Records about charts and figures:
◆ ◆ ◆ ◆ ◆ ◆ ◆

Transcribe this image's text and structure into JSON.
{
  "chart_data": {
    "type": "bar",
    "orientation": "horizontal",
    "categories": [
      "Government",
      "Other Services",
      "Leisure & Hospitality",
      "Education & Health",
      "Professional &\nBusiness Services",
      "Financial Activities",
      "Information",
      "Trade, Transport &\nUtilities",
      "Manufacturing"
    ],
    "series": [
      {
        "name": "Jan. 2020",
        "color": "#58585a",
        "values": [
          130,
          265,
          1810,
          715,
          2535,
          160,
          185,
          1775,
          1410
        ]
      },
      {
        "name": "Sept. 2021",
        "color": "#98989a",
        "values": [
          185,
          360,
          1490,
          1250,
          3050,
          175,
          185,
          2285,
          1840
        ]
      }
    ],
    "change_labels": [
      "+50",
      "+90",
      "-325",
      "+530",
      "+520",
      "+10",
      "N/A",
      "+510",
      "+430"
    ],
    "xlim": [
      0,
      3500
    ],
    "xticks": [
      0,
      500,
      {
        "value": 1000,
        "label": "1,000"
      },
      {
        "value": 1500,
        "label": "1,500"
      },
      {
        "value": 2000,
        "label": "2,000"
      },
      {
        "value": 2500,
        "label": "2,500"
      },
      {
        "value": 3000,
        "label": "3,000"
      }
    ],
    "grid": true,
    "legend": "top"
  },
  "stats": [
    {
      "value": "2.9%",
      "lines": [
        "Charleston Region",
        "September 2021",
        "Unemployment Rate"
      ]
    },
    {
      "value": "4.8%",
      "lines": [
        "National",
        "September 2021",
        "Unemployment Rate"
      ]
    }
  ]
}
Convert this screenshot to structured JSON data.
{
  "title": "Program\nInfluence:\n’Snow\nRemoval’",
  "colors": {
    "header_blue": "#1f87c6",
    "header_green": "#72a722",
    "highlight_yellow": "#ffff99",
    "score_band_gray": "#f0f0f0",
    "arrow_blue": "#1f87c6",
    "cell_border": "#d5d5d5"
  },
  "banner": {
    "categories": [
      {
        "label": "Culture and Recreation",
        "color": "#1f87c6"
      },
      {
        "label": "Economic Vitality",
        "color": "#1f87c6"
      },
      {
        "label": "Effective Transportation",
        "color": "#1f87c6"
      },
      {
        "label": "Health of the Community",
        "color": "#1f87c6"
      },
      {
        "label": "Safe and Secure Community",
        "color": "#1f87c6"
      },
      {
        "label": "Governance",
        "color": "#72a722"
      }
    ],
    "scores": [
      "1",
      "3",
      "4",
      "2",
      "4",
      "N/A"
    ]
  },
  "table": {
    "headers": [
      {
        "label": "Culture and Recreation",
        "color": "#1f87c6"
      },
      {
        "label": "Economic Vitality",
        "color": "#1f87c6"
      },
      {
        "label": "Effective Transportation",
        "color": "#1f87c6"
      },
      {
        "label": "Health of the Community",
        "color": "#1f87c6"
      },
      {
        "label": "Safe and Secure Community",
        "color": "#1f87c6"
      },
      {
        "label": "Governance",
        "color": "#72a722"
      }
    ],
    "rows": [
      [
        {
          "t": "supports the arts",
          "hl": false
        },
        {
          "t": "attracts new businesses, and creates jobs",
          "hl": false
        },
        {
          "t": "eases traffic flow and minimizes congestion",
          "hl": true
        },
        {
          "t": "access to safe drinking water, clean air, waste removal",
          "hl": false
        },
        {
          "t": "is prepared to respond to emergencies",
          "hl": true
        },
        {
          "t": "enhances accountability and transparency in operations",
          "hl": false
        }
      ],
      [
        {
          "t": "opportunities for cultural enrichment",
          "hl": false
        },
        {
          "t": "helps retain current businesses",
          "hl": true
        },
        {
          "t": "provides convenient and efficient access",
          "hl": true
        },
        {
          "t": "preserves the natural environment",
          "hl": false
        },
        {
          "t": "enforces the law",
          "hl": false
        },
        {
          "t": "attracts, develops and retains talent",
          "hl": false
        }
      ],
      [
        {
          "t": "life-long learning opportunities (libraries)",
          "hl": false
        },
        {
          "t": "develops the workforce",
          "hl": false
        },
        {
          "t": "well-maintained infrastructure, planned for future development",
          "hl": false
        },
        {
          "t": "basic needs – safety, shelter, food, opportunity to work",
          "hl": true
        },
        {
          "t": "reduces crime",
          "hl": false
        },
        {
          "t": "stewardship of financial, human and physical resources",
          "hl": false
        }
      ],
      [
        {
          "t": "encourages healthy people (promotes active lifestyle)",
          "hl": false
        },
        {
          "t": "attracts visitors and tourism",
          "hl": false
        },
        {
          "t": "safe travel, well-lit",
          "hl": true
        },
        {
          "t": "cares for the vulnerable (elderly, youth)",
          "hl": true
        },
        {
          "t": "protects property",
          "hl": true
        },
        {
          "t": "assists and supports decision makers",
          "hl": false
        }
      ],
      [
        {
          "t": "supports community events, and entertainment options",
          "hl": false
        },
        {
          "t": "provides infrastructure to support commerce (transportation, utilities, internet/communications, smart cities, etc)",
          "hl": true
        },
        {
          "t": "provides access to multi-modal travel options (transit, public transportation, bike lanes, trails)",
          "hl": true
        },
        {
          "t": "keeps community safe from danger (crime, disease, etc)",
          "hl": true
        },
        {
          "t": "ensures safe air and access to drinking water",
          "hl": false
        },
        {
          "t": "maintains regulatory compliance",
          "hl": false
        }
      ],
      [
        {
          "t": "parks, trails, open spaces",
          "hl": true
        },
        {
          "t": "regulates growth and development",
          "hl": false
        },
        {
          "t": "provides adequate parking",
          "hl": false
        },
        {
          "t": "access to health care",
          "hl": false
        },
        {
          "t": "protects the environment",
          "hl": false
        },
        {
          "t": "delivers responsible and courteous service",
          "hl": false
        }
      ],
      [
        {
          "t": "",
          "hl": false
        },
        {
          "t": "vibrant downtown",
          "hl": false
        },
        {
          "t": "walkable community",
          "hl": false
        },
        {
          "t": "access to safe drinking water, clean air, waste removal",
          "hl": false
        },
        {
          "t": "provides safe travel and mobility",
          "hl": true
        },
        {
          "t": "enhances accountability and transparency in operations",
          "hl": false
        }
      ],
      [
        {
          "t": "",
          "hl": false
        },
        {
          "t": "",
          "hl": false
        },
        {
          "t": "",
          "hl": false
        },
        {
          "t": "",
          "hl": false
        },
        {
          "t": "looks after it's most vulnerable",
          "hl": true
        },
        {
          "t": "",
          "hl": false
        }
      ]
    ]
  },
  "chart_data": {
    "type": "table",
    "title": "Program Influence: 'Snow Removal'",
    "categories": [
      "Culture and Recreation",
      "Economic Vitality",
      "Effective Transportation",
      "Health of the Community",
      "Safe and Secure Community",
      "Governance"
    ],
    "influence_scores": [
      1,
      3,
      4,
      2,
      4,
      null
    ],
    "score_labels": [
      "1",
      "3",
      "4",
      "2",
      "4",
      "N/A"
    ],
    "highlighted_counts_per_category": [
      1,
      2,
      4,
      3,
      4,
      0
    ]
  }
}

◆ ◆ ◆ ◆ ◆ ◆ ◆

- _Exercise requirements_: Output every line above without altering anything.

- _Response below_:
Transcribe this image's text and structure into JSON.
{
  "chart_data": {
    "type": "bar",
    "orientation": "horizontal",
    "categories": [
      "Government",
      "Other Services",
      "Leisure & Hospitality",
      "Education & Health",
      "Professional &\nBusiness Services",
      "Financial Activities",
      "Information",
      "Trade, Transport &\nUtilities",
      "Manufacturing"
    ],
    "series": [
      {
        "name": "Jan. 2020",
        "color": "#58585a",
        "values": [
          130,
          265,
          1810,
          715,
          2535,
          160,
          185,
          1775,
          1410
        ]
      },
      {
        "name": "Sept. 2021",
        "color": "#98989a",
        "values": [
          185,
          360,
          1490,
          1250,
          3050,
          175,
          185,
          2285,
          1840
        ]
      }
    ],
    "change_labels": [
      "+50",
      "+90",
      "-325",
      "+530",
      "+520",
      "+10",
      "N/A",
      "+510",
      "+430"
    ],
    "xlim": [
      0,
      3500
    ],
    "xticks": [
      0,
      500,
      {
        "value": 1000,
        "label": "1,000"
      },
      {
        "value": 1500,
        "label": "1,500"
      },
      {
        "value": 2000,
        "label": "2,000"
      },
      {
        "value": 2500,
        "label": "2,500"
      },
      {
        "value": 3000,
        "label": "3,000"
      }
    ],
    "grid": true,
    "legend": "top"
  },
  "stats": [
    {
      "value": "2.9%",
      "lines": [
        "Charleston Region",
        "September 2021",
        "Unemployment Rate"
      ]
    },
    {
      "value": "4.8%",
      "lines": [
        "National",
        "September 2021",
        "Unemployment Rate"
      ]
    }
  ]
}
Convert this screenshot to structured JSON data.
{
  "title": "Program\nInfluence:\n’Snow\nRemoval’",
  "colors": {
    "header_blue": "#1f87c6",
    "header_green": "#72a722",
    "highlight_yellow": "#ffff99",
    "score_band_gray": "#f0f0f0",
    "arrow_blue": "#1f87c6",
    "cell_border": "#d5d5d5"
  },
  "banner": {
    "categories": [
      {
        "label": "Culture and Recreation",
        "color": "#1f87c6"
      },
      {
        "label": "Economic Vitality",
        "color": "#1f87c6"
      },
      {
        "label": "Effective Transportation",
        "color": "#1f87c6"
      },
      {
        "label": "Health of the Community",
        "color": "#1f87c6"
      },
      {
        "label": "Safe and Secure Community",
        "color": "#1f87c6"
      },
      {
        "label": "Governance",
        "color": "#72a722"
      }
    ],
    "scores": [
      "1",
      "3",
      "4",
      "2",
      "4",
      "N/A"
    ]
  },
  "table": {
    "headers": [
      {
        "label": "Culture and Recreation",
        "color": "#1f87c6"
      },
      {
        "label": "Economic Vitality",
        "color": "#1f87c6"
      },
      {
        "label": "Effective Transportation",
        "color": "#1f87c6"
      },
      {
        "label": "Health of the Community",
        "color": "#1f87c6"
      },
      {
        "label": "Safe and Secure Community",
        "color": "#1f87c6"
      },
      {
        "label": "Governance",
        "color": "#72a722"
      }
    ],
    "rows": [
      [
        {
          "t": "supports the arts",
          "hl": false
        },
        {
          "t": "attracts new businesses, and creates jobs",
          "hl": false
        },
        {
          "t": "eases traffic flow and minimizes congestion",
          "hl": true
        },
        {
          "t": "access to safe drinking water, clean air, waste removal",
          "hl": false
        },
        {
          "t": "is prepared to respond to emergencies",
          "hl": true
        },
        {
          "t": "enhances accountability and transparency in operations",
          "hl": false
        }
      ],
      [
        {
          "t": "opportunities for cultural enrichment",
          "hl": false
        },
        {
          "t": "helps retain current businesses",
          "hl": true
        },
        {
          "t": "provides convenient and efficient access",
          "hl": true
        },
        {
          "t": "preserves the natural environment",
          "hl": false
        },
        {
          "t": "enforces the law",
          "hl": false
        },
        {
          "t": "attracts, develops and retains talent",
          "hl": false
        }
      ],
      [
        {
          "t": "life-long learning opportunities (libraries)",
          "hl": false
        },
        {
          "t": "develops the workforce",
          "hl": false
        },
        {
          "t": "well-maintained infrastructure, planned for future development",
          "hl": false
        },
        {
          "t": "basic needs – safety, shelter, food, opportunity to work",
          "hl": true
        },
        {
          "t": "reduces crime",
          "hl": false
        },
        {
          "t": "stewardship of financial, human and physical resources",
          "hl": false
        }
      ],
      [
        {
          "t": "encourages healthy people (promotes active lifestyle)",
          "hl": false
        },
        {
          "t": "attracts visitors and tourism",
          "hl": false
        },
        {
          "t": "safe travel, well-lit",
          "hl": true
        },
        {
          "t": "cares for the vulnerable (elderly, youth)",
          "hl": true
        },
        {
          "t": "protects property",
          "hl": true
        },
        {
          "t": "assists and supports decision makers",
          "hl": false
        }
      ],
      [
        {
          "t": "supports community events, and entertainment options",
          "hl": false
        },
        {
          "t": "provides infrastructure to support commerce (transportation, utilities, internet/communications, smart cities, etc)",
          "hl": true
        },
        {
          "t": "provides access to multi-modal travel options (transit, public transportation, bike lanes, trails)",
          "hl": true
        },
        {
          "t": "keeps community safe from danger (crime, disease, etc)",
          "hl": true
        },
        {
          "t": "ensures safe air and access to drinking water",
          "hl": false
        },
        {
          "t": "maintains regulatory compliance",
          "hl": false
        }
      ],
      [
        {
          "t": "parks, trails, open spaces",
          "hl": true
        },
        {
          "t": "regulates growth and development",
          "hl": false
        },
        {
          "t": "provides adequate parking",
          "hl": false
        },
        {
          "t": "access to health care",
          "hl": false
        },
        {
          "t": "protects the environment",
          "hl": false
        },
        {
          "t": "delivers responsible and courteous service",
          "hl": false
        }
      ],
      [
        {
          "t": "",
          "hl": false
        },
        {
          "t": "vibrant downtown",
          "hl": false
        },
        {
          "t": "walkable community",
          "hl": false
        },
        {
          "t": "access to safe drinking water, clean air, waste removal",
          "hl": false
        },
        {
          "t": "provides safe travel and mobility",
          "hl": true
        },
        {
          "t": "enhances accountability and transparency in operations",
          "hl": false
        }
      ],
      [
        {
          "t": "",
          "hl": false
        },
        {
          "t": "",
          "hl": false
        },
        {
          "t": "",
          "hl": false
        },
        {
          "t": "",
          "hl": false
        },
        {
          "t": "looks after it's most vulnerable",
          "hl": true
        },
        {
          "t": "",
          "hl": false
        }
      ]
    ]
  },
  "chart_data": {
    "type": "table",
    "title": "Program Influence: 'Snow Removal'",
    "categories": [
      "Culture and Recreation",
      "Economic Vitality",
      "Effective Transportation",
      "Health of the Community",
      "Safe and Secure Community",
      "Governance"
    ],
    "influence_scores": [
      1,
      3,
      4,
      2,
      4,
      null
    ],
    "score_labels": [
      "1",
      "3",
      "4",
      "2",
      "4",
      "N/A"
    ],
    "highlighted_counts_per_category": [
      1,
      2,
      4,
      3,
      4,
      0
    ]
  }
}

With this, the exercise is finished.